> _ARTICLE_

****************

Tgk1946's Blog

September 26, 2021

The most potent military base south of Guam

Filed under: Uncategorized — tgk1946 @ 12:00 pm

From China Panic (David Brophy, 2021) pp 90-3

 

In the short term, therefore, opportunistic local politicians and corporations stand to benefit from competition with China, but it carries serious risks for Pacific island nations as a whole. Many of these nations are loose federations, with domestic conflicts that could easily be exacerbated by geopolitics – I’ve already discussed the Solomon Islands as a case in point. In Contest for the Indo-Pacific, Rory Medcalf embraces the trope of the ‘Great Game’ to describe today’s rivalries in the Indo-Pacific – invoking the contest that played out between the Russian and British empires in Central Asia during the nineteenth century.*® We would do well to remember, then, the outcome of the Great Game for its primary playing field, Afghanistan. Long conditioned to jump at Russian shadows, Britain’s colonial impulse led it to twice invade Afghanistan to install its preferred candidate for the Kabul throne in the nineteenth century. Imperial rivalries continued to lay waste to the country in the twentieth century and have contributed to drawing out the two-decade long US-led occupation in the twenty-first.

****************

> _SUPPLIED DATA_

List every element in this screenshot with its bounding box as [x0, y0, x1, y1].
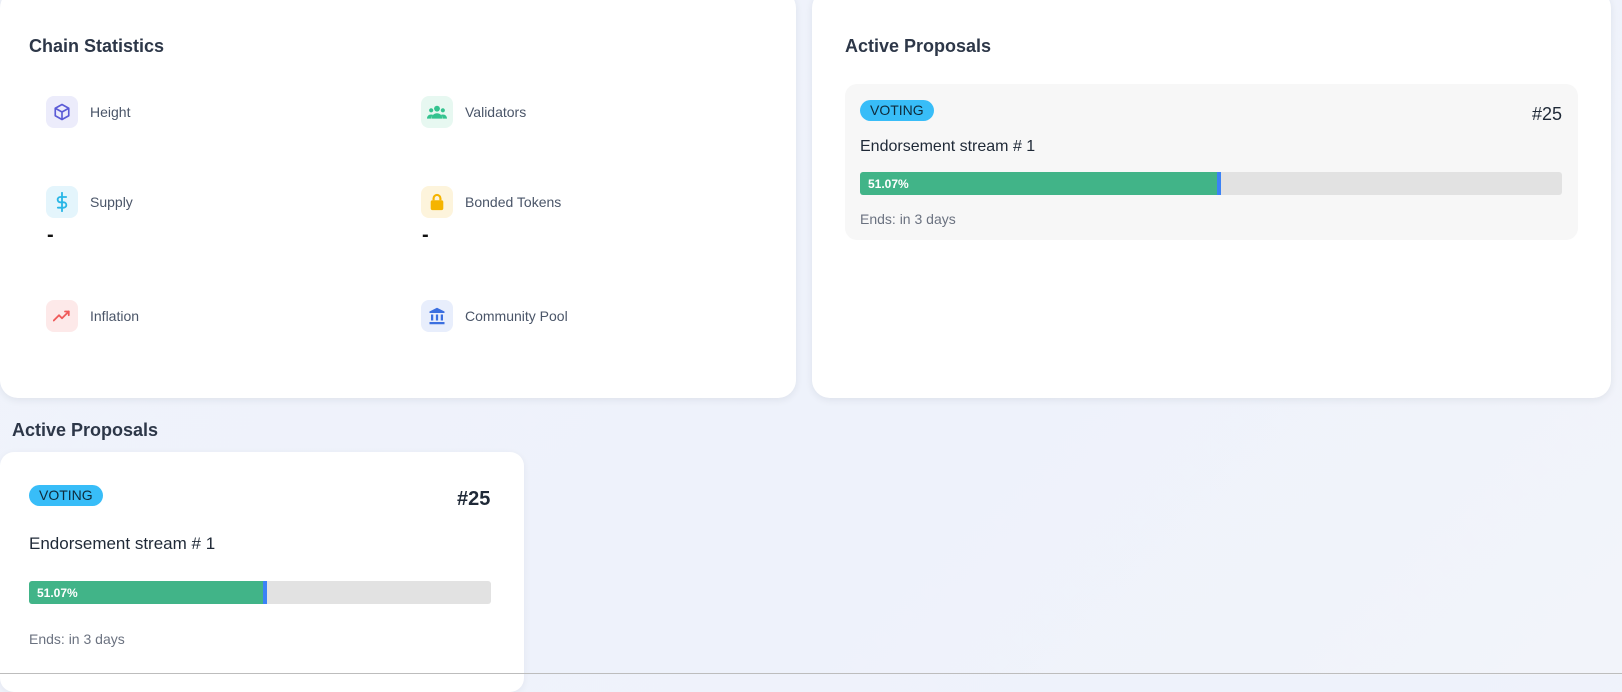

****************

> _STATED PROBLEM_
Continue the excerpt on great-power rivalry in the Pacific islands, picking up after its final sentence.

> _RIGHT ANSWER_
The imperial instincts that drove the first Great Game are no thing of the past. Australia and America warn of China’s desire to militarise the Pacific, but they are in the process of militarising it themselves via the refurbished Manus Island naval base, a strategic window onto the western Pacific. In the name of defending small Pacific nations from China, Australia’s foreign-policy establishment is debating blatantly neocolonial proposals to assume control of their affairs. In 2017, the Lowy Institute’s Greg Colton aired a proposal for compacts of ‘free association’ with Tuvalu, Kiribati and Nauru, offering their citizens the right to work in Australia in return for exclusive military use of their territory and ‘consultation’ on foreign policy. The move, he said, would ‘extend and deepen the second island chain formed by the US Free Compact States [such as Palau] and enhance Australia’s alliance with the US? In 2019, Kevin Rudd voiced his support for just such a ‘constitutional condominium’ as a response to climate change. Rudd was rebuked by Tuvalu’s prime minister, Enele Sopoaga, for his ‘imperial thinking, but ANU’s John Blaxland picked up the baton, dismissing Sopoaga’s criticisms as ‘superficial’ Insisting that ‘Australia is not an imperialist nation, in a 2020 senate hearing he touted the ‘benefits of peace, security and stability that would accrue from having these states integrally connected with Australia. Ina piece of imperial logic straight from the Great Game playbook, Blaxland claimed that this diminution of sovereignty would in fact ‘guarantee sovereignty for Pacific nations. At the same senate hearing, DFAT officials confirmed that they were studying the proposal.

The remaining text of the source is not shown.